* **TASK TO CARRY OUT**
Any picture among the records should be left out, please; retype the rest exactly.

* **MATERIAL FOR THE TASK**
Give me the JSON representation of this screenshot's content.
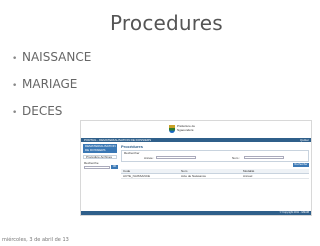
{
  "slide": {
    "title": "Procedures",
    "bullets": [
      {
        "label": "NAISSANCE"
      },
      {
        "label": "MARIAGE"
      },
      {
        "label": "DECES"
      }
    ],
    "bullet_glyph": "•",
    "footer_date": "miércoles, 3 de abril de 13"
  },
  "app": {
    "logo_text_line1": "Préfecture de",
    "logo_text_line2": "Ngaoundéré",
    "topbar_title": "PORTAIL - DEMATERIALISATION DE DOSSIERS",
    "topbar_right": "Quitter",
    "sidebar": {
      "active_label": "DEMATERIALISATION DE DOSSIERS",
      "item_label": "Procédure Archives",
      "search_label": "Recherche",
      "search_button": "OK"
    },
    "main": {
      "title": "Procédures",
      "search_legend": "Rechercher",
      "annee_label": "Année :",
      "nom_label": "Nom :",
      "search_button": "Rechercher",
      "columns": [
        "Code",
        "Nom",
        "Modalité"
      ],
      "rows": [
        [
          "ACTE_NAISSANCE",
          "Acte de Naissance",
          "Annuel"
        ]
      ]
    },
    "footer_copyright": "© Copyright 2011 - GMAM"
  },
  "colors": {
    "bar": "#2f5f8a",
    "accent": "#3a78b5",
    "title": "#555555",
    "bullet_text": "#666666"
  }
}
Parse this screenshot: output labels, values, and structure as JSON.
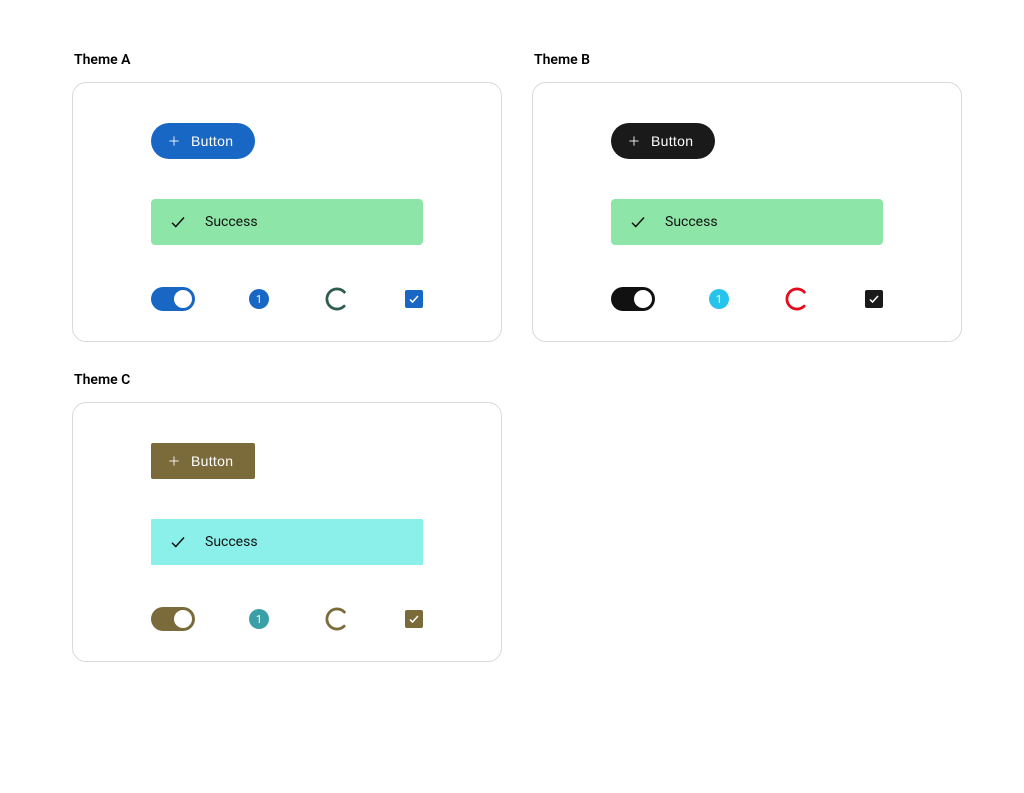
{
  "themes": {
    "a": {
      "title": "Theme A",
      "button_label": "Button",
      "alert_text": "Success",
      "badge_value": "1",
      "colors": {
        "button_bg": "#1867c5",
        "alert_bg": "#8de6a7",
        "toggle_bg": "#1867c5",
        "badge_bg": "#1867c5",
        "spinner": "#2f5d4e",
        "checkbox_bg": "#1867c5"
      }
    },
    "b": {
      "title": "Theme B",
      "button_label": "Button",
      "alert_text": "Success",
      "badge_value": "1",
      "colors": {
        "button_bg": "#1a1a1a",
        "alert_bg": "#8de6a7",
        "toggle_bg": "#111111",
        "badge_bg": "#26c3eb",
        "spinner": "#e40b1c",
        "checkbox_bg": "#1a1a1a"
      }
    },
    "c": {
      "title": "Theme C",
      "button_label": "Button",
      "alert_text": "Success",
      "badge_value": "1",
      "colors": {
        "button_bg": "#7b6a3a",
        "alert_bg": "#8af0e9",
        "toggle_bg": "#7b6a3a",
        "badge_bg": "#3aa0a8",
        "spinner": "#7b6a3a",
        "checkbox_bg": "#7b6a3a"
      }
    }
  }
}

* **ANSWER TO THIS TASK**
Give me the JSON representation of this screenshot's content.
{
  "slide": {
    "title": "Procedures",
    "bullets": [
      {
        "label": "NAISSANCE"
      },
      {
        "label": "MARIAGE"
      },
      {
        "label": "DECES"
      }
    ],
    "bullet_glyph": "•",
    "footer_date": "miércoles, 3 de abril de 13"
  },
  "app": {
    "logo_text_line1": "Préfecture de",
    "logo_text_line2": "Ngaoundéré",
    "topbar_title": "PORTAIL - DEMATERIALISATION DE DOSSIERS",
    "topbar_right": "Quitter",
    "sidebar": {
      "active_label": "DEMATERIALISATION DE DOSSIERS",
      "item_label": "Procédure Archives",
      "search_label": "Recherche",
      "search_button": "OK"
    },
    "main": {
      "title": "Procédures",
      "search_legend": "Rechercher",
      "annee_label": "Année :",
      "nom_label": "Nom :",
      "search_button": "Rechercher",
      "columns": [
        "Code",
        "Nom",
        "Modalité"
      ],
      "rows": [
        [
          "ACTE_NAISSANCE",
          "Acte de Naissance",
          "Annuel"
        ]
      ]
    },
    "footer_copyright": "© Copyright 2011 - GMAM"
  },
  "colors": {
    "bar": "#2f5f8a",
    "accent": "#3a78b5",
    "title": "#555555",
    "bullet_text": "#666666"
  }
}
Parse this screenshot: output labels, values, and structure as JSON.
{
  "themes": {
    "a": {
      "title": "Theme A",
      "button_label": "Button",
      "alert_text": "Success",
      "badge_value": "1",
      "colors": {
        "button_bg": "#1867c5",
        "alert_bg": "#8de6a7",
        "toggle_bg": "#1867c5",
        "badge_bg": "#1867c5",
        "spinner": "#2f5d4e",
        "checkbox_bg": "#1867c5"
      }
    },
    "b": {
      "title": "Theme B",
      "button_label": "Button",
      "alert_text": "Success",
      "badge_value": "1",
      "colors": {
        "button_bg": "#1a1a1a",
        "alert_bg": "#8de6a7",
        "toggle_bg": "#111111",
        "badge_bg": "#26c3eb",
        "spinner": "#e40b1c",
        "checkbox_bg": "#1a1a1a"
      }
    },
    "c": {
      "title": "Theme C",
      "button_label": "Button",
      "alert_text": "Success",
      "badge_value": "1",
      "colors": {
        "button_bg": "#7b6a3a",
        "alert_bg": "#8af0e9",
        "toggle_bg": "#7b6a3a",
        "badge_bg": "#3aa0a8",
        "spinner": "#7b6a3a",
        "checkbox_bg": "#7b6a3a"
      }
    }
  }
}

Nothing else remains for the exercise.